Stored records
----------
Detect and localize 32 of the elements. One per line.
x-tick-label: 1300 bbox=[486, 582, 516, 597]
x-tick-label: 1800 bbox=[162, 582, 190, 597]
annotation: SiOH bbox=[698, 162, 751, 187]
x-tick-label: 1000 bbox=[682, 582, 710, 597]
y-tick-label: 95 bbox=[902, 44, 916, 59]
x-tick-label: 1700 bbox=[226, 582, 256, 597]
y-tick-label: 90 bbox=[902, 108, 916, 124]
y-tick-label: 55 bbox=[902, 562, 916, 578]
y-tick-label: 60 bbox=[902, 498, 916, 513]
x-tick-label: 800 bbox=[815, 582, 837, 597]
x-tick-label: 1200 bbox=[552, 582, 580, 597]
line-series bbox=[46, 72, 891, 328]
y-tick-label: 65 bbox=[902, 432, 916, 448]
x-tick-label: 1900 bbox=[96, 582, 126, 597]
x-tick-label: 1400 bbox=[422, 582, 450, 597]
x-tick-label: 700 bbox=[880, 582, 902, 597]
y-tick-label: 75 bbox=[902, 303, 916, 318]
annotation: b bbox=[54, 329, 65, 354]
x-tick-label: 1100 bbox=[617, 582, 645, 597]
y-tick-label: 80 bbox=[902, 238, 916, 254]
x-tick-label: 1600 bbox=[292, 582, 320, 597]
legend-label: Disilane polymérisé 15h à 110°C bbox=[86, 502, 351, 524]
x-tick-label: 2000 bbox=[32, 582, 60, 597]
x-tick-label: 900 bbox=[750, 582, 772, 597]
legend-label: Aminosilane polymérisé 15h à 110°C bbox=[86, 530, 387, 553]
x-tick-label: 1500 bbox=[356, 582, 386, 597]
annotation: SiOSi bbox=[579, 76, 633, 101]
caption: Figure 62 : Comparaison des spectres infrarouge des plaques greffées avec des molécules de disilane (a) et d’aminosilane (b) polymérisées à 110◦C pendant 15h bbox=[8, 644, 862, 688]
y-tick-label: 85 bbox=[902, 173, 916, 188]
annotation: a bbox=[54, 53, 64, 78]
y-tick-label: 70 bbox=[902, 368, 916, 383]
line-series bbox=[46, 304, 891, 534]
----------
SHORT TASK :: Rewrite every line of the listing above, changing each "annotation" to "callout" and leaving everything else the same.

OUTPUT ::
Detect and localize 32 of the elements. One per line.
x-tick-label: 1300 bbox=[486, 582, 516, 597]
x-tick-label: 1800 bbox=[162, 582, 190, 597]
callout: SiOH bbox=[698, 162, 751, 187]
x-tick-label: 1000 bbox=[682, 582, 710, 597]
y-tick-label: 95 bbox=[902, 44, 916, 59]
x-tick-label: 1700 bbox=[226, 582, 256, 597]
y-tick-label: 90 bbox=[902, 108, 916, 124]
y-tick-label: 55 bbox=[902, 562, 916, 578]
y-tick-label: 60 bbox=[902, 498, 916, 513]
x-tick-label: 800 bbox=[815, 582, 837, 597]
x-tick-label: 1200 bbox=[552, 582, 580, 597]
line-series bbox=[46, 72, 891, 328]
y-tick-label: 65 bbox=[902, 432, 916, 448]
x-tick-label: 1900 bbox=[96, 582, 126, 597]
x-tick-label: 1400 bbox=[422, 582, 450, 597]
x-tick-label: 700 bbox=[880, 582, 902, 597]
y-tick-label: 75 bbox=[902, 303, 916, 318]
callout: b bbox=[54, 329, 65, 354]
x-tick-label: 1100 bbox=[617, 582, 645, 597]
y-tick-label: 80 bbox=[902, 238, 916, 254]
x-tick-label: 1600 bbox=[292, 582, 320, 597]
legend-label: Disilane polymérisé 15h à 110°C bbox=[86, 502, 351, 524]
x-tick-label: 2000 bbox=[32, 582, 60, 597]
x-tick-label: 900 bbox=[750, 582, 772, 597]
legend-label: Aminosilane polymérisé 15h à 110°C bbox=[86, 530, 387, 553]
x-tick-label: 1500 bbox=[356, 582, 386, 597]
callout: SiOSi bbox=[579, 76, 633, 101]
caption: Figure 62 : Comparaison des spectres infrarouge des plaques greffées avec des molécules de disilane (a) et d’aminosilane (b) polymérisées à 110◦C pendant 15h bbox=[8, 644, 862, 688]
y-tick-label: 85 bbox=[902, 173, 916, 188]
callout: a bbox=[54, 53, 64, 78]
y-tick-label: 70 bbox=[902, 368, 916, 383]
line-series bbox=[46, 304, 891, 534]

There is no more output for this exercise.